Required actions ->
**1)** Answer these questions from the rifle review:
(a) How many rounds does the M18 Savanna's detachable polymer magazine hold?
(b) What is the bolt lift of the M18 Savanna, in degrees?
(c) Which group now owns Mauser?
**2)** Can you duplicate the part of the rifle review starting at "Even in a budget-priced" and ending at "to shoot one."?

====== Text section ======

Even in a budget-priced rifle, the people at Mauser build an excellent rifle. The M18 Savanna handles well, shoots straight and is functionally flawless.
Several “Mauser” rifles grace my gun safes, or at least rifles built on Mauser actions. Unsurprisingly, these actions were stripped World War II Mauser ’98s imported following the 1947 Paris Peace Treaties, as most include thumb indents on the left wall of the receiver designed to accommodate military stripper clips. Mauser’s 2022 M18 Savanna is a different kind of Mauser, a modern “Das Original” Jagdwaffen (hunting weapons) rifle. The fact Mauser acknowledges that these are true hunting rifles, made for serious hunters, garners my utmost appreciation. I’ve certainly handled new-model Mausers, admired the German craftsmanship that goes into each one, but this would mark my first opportunity to shoot one.
The Mauser M18 Savanna includes a three-lug system with 60-degree bolt lift. The rotating extractor and twin plunger-style ejectors proved quite reliable.
Then, too, my one and only experience with the .270 Winchester – unbelievably limited to but one shot – was with a custom rifle borrowed momentarily in Sonora, Mexico. That single shot took a Boone & Crockett-class Coues’ whitetail buck at around 375 yards. It was not an entirely simple shot, shooting across a windy chasm, but the buck went down as if struck by lightning. I held the ultra-light rifle at arm’s length in brief admiration, and then handed it back to my hunting client (he had filled his deer tag and we were seeking javelina that afternoon) with an emphatic, “Nice!”
The detachable polymer magazine sits flush to the stock and holds five rounds of .270 Winchester. A knurled and recessed button in front of the magazine drops it out and into the hand slickly.
Mauser bolt-action rifles (now owned by the Blaser Group) vary greatly in price and features, from the black-stocked M18 with retail prices from $1,035 to $2,466 (five models), the M12 moving from $1,914 to $2,573 (six models) and M98 with MSRPs between $10,559 to $14,715 (five models). Cost depends on stock materials, wood grades and basic to advanced features. The new Mauser M18 Savanna was engineered to bring this German quality within reach of more shooters and hunters, with a manufacturer’s suggested retail price of just a penny short of $700.
Mauser’s M18 Savanna does not hold a conventional recoil-lug system. Two threaded studs are anchored to the action, pushed through the stock and secured with nuts from below. A steel pillar and steel plate molded into the stock create the recoil lug.

====== Data listing ======

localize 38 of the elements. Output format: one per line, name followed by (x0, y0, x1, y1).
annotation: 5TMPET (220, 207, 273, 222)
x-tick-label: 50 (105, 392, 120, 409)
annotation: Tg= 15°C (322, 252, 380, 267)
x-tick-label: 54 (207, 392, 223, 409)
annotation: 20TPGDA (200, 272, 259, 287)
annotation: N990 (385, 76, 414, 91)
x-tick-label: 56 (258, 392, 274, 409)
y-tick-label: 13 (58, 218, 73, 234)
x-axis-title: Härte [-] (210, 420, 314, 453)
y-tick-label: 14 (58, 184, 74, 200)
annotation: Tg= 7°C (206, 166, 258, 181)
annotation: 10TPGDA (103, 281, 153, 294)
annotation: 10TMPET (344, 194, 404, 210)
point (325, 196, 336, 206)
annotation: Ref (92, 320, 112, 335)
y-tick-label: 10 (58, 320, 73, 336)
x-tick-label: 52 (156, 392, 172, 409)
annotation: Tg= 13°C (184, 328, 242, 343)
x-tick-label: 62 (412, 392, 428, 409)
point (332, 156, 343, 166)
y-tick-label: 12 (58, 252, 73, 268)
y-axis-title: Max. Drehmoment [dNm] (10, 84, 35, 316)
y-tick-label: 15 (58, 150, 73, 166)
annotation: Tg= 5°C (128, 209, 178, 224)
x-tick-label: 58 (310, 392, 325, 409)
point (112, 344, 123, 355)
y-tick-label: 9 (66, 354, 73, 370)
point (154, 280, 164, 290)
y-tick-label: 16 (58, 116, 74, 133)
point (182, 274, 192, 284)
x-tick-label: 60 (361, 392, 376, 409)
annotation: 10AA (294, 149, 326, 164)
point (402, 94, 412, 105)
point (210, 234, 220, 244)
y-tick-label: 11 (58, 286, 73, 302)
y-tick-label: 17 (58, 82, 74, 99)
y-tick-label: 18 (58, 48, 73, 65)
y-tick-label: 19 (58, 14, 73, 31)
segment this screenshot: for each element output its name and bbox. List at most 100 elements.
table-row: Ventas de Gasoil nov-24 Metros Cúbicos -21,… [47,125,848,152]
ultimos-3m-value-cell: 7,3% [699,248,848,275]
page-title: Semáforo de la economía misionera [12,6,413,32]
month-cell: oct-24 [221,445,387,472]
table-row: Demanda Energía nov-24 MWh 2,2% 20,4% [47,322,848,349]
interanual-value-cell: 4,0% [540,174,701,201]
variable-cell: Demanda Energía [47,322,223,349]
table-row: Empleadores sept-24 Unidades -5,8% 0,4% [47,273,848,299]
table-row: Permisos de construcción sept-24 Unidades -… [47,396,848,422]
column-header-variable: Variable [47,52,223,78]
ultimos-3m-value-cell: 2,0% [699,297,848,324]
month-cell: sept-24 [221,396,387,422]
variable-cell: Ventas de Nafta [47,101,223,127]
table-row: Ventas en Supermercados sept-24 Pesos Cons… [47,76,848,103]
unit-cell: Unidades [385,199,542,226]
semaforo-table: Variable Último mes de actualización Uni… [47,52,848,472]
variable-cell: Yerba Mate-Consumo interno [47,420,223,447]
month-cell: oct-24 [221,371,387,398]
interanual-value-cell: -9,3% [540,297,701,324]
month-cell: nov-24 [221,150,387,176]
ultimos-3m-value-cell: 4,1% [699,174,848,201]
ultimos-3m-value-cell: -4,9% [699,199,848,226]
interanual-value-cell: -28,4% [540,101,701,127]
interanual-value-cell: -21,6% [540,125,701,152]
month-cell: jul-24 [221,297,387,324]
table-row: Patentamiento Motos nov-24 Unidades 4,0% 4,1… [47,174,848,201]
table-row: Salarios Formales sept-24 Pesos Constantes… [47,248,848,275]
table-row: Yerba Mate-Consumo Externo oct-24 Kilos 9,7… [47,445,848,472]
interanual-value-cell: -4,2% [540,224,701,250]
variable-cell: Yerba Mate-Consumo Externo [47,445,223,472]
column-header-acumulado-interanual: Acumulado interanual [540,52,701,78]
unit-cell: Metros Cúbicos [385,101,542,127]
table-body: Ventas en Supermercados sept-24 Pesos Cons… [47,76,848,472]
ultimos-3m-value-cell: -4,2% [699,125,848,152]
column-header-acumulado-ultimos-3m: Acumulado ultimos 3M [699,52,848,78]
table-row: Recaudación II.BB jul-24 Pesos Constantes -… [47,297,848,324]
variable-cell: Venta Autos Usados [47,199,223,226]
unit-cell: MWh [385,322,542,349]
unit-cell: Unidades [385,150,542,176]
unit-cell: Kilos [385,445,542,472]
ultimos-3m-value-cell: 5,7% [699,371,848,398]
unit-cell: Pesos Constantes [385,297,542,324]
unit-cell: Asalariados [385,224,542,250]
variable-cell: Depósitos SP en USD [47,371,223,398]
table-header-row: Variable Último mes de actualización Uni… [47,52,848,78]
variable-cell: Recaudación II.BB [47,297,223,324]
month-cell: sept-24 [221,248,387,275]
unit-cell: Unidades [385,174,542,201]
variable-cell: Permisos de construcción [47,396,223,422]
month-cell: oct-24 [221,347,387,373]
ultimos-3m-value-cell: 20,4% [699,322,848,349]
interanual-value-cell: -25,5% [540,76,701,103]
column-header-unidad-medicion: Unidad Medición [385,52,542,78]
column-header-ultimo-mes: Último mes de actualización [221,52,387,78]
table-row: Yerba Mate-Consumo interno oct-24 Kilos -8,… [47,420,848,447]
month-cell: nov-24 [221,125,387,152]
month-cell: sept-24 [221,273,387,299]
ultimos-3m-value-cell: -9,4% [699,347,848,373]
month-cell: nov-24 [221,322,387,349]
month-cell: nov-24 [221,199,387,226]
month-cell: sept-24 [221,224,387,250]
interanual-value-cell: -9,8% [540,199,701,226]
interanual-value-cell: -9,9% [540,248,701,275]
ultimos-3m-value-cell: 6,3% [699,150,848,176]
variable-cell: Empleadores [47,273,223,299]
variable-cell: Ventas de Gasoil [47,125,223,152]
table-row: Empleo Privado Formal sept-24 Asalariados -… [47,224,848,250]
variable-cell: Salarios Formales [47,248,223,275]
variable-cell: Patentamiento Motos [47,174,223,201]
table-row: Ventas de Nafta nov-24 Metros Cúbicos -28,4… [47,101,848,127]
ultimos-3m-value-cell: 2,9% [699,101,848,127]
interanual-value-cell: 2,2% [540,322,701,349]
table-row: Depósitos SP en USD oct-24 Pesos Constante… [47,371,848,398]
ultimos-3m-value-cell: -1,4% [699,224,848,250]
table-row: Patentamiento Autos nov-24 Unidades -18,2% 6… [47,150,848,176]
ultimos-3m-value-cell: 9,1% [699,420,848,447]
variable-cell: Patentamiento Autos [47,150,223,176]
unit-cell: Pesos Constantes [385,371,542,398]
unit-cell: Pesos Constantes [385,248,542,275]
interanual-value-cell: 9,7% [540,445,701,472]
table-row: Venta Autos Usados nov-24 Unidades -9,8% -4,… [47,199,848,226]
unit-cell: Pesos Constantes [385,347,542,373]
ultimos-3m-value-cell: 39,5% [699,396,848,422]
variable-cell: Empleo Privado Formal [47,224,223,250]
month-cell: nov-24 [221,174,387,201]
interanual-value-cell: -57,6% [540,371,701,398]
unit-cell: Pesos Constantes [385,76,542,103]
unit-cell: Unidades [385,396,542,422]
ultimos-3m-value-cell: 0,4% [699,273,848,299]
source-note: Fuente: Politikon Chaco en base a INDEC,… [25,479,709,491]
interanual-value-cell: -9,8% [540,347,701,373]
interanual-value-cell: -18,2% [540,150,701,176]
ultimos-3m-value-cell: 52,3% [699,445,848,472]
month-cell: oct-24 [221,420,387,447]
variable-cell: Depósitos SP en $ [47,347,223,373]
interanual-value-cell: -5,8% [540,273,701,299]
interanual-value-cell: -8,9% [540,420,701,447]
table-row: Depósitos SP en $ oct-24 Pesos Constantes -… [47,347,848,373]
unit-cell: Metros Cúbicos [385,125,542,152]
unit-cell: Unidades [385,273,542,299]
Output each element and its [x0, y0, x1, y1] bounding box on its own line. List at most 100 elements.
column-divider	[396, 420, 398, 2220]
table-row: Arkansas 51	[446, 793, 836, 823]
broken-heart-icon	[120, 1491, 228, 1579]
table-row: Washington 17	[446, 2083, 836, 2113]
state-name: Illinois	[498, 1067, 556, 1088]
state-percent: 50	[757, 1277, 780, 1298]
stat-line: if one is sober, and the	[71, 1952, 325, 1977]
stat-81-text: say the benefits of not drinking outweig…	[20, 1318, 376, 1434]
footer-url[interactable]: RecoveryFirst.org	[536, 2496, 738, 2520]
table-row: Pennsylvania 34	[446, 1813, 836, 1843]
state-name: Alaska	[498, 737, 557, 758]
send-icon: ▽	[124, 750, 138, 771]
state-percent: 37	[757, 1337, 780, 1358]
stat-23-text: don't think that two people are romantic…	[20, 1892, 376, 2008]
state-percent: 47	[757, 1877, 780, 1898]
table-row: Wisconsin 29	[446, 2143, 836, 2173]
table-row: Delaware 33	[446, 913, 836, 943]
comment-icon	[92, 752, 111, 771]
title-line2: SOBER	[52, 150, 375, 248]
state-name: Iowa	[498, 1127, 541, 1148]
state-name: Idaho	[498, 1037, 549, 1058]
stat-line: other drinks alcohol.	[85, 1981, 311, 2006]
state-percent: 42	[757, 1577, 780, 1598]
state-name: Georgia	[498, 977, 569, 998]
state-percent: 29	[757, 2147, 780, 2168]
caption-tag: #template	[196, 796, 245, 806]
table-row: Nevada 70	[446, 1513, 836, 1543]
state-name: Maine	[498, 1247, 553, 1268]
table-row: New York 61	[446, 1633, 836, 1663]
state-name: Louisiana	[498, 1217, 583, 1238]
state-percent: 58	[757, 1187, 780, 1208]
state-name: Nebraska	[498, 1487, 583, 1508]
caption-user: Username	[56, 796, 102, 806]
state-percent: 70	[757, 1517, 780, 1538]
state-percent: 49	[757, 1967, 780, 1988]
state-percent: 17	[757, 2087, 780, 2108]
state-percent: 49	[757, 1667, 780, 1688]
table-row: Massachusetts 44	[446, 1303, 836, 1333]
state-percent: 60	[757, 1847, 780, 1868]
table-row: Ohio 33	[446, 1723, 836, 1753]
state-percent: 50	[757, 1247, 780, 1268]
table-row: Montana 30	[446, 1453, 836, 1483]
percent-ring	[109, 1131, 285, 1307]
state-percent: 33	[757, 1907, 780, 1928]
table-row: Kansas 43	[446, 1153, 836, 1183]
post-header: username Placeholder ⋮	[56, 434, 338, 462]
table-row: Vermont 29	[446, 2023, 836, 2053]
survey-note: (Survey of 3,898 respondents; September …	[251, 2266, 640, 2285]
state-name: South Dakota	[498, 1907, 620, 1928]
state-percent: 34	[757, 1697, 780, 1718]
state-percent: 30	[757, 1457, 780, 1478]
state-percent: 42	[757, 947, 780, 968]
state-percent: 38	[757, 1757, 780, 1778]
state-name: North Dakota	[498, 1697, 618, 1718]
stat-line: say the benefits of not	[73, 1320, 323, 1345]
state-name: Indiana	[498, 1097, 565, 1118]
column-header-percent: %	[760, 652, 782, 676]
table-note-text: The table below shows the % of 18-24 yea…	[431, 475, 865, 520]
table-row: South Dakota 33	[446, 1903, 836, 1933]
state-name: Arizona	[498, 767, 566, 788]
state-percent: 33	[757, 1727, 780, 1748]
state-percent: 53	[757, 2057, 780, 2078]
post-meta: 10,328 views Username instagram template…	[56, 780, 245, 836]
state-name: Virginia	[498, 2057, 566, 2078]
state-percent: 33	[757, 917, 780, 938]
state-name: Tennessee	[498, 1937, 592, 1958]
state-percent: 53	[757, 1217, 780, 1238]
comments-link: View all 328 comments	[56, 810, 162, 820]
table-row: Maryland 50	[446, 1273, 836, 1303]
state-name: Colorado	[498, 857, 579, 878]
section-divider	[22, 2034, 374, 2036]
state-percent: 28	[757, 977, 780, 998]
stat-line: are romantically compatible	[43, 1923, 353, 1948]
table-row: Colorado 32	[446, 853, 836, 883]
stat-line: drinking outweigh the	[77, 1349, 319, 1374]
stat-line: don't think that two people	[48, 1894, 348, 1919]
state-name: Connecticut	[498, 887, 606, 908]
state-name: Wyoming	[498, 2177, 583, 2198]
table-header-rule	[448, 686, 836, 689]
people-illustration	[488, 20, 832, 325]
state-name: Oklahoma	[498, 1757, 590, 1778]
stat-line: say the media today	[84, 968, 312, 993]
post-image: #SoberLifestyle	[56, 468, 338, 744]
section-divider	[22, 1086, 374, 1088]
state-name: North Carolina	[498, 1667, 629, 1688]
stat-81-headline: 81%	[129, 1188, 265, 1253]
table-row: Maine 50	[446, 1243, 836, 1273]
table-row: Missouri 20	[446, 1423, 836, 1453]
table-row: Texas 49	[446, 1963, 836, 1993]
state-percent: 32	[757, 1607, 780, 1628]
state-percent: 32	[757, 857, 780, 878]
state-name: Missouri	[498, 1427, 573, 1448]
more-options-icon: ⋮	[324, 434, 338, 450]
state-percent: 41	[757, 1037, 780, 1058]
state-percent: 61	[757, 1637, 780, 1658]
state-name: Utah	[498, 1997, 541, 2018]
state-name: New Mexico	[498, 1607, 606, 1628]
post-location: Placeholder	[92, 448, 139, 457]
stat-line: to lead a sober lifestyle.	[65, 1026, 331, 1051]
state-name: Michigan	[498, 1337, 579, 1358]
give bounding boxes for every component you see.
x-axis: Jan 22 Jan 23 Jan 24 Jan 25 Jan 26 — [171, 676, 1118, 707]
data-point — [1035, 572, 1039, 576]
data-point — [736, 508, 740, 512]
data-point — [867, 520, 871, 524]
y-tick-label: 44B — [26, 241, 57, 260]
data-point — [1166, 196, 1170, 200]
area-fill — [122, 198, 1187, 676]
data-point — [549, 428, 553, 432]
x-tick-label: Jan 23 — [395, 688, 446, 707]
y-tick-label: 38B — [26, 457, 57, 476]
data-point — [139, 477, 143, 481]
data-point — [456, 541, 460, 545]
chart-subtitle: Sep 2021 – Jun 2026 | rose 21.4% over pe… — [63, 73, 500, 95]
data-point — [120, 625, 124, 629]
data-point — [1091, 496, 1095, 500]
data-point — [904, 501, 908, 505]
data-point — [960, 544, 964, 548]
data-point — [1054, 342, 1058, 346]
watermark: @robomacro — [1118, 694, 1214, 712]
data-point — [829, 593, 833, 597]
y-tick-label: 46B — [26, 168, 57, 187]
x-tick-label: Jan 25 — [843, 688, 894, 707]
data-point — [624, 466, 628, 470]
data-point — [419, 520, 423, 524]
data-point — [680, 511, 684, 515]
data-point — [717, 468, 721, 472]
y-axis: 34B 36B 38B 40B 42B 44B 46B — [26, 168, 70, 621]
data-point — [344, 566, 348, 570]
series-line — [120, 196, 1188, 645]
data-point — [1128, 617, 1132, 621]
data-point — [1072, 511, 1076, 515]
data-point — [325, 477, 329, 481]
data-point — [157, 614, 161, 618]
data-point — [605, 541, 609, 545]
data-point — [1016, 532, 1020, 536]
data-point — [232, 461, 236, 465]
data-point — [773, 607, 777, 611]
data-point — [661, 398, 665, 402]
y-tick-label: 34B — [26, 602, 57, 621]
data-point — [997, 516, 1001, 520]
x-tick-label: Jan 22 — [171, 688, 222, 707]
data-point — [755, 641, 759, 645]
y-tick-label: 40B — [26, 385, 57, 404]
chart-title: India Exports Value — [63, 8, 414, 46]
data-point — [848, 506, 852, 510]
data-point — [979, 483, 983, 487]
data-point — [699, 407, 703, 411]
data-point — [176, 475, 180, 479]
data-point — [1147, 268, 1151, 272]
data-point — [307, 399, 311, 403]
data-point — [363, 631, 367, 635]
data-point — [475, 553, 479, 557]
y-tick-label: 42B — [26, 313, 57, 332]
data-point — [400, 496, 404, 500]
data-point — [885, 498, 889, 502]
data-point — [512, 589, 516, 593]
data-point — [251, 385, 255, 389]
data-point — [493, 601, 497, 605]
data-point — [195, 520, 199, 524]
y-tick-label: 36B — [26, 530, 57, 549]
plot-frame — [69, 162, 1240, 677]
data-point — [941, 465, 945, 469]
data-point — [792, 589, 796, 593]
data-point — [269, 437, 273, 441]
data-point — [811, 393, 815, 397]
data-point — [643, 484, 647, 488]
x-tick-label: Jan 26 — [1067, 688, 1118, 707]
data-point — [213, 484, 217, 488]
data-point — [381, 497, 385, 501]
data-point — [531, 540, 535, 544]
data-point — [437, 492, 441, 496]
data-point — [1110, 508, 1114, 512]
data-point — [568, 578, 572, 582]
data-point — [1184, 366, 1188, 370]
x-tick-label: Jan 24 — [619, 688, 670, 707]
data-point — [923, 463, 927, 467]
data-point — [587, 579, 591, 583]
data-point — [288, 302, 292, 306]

======

Written answers ->
**1)**
(a) Five rounds of .270 Winchester.
(b) 60 degrees.
(c) The Blaser Group.

**2)**
Even in a budget-priced rifle, the people at Mauser build an excellent rifle. The M18 Savanna handles well, shoots straight and is functionally flawless.
Several “Mauser” rifles grace my gun safes, or at least rifles built on Mauser actions. Unsurprisingly, these actions were stripped World War II Mauser ’98s imported following the 1947 Paris Peace Treaties, as most include thumb indents on the left wall of the receiver designed to accommodate military stripper clips. Mauser’s 2022 M18 Savanna is a different kind of Mauser, a modern “Das Original” Jagdwaffen (hunting weapons) rifle. The fact Mauser acknowledges that these are true hunting rifles, made for serious hunters, garners my utmost appreciation. I’ve certainly handled new-model Mausers, admired the German craftsmanship that goes into each one, but this would mark my first opportunity to shoot one.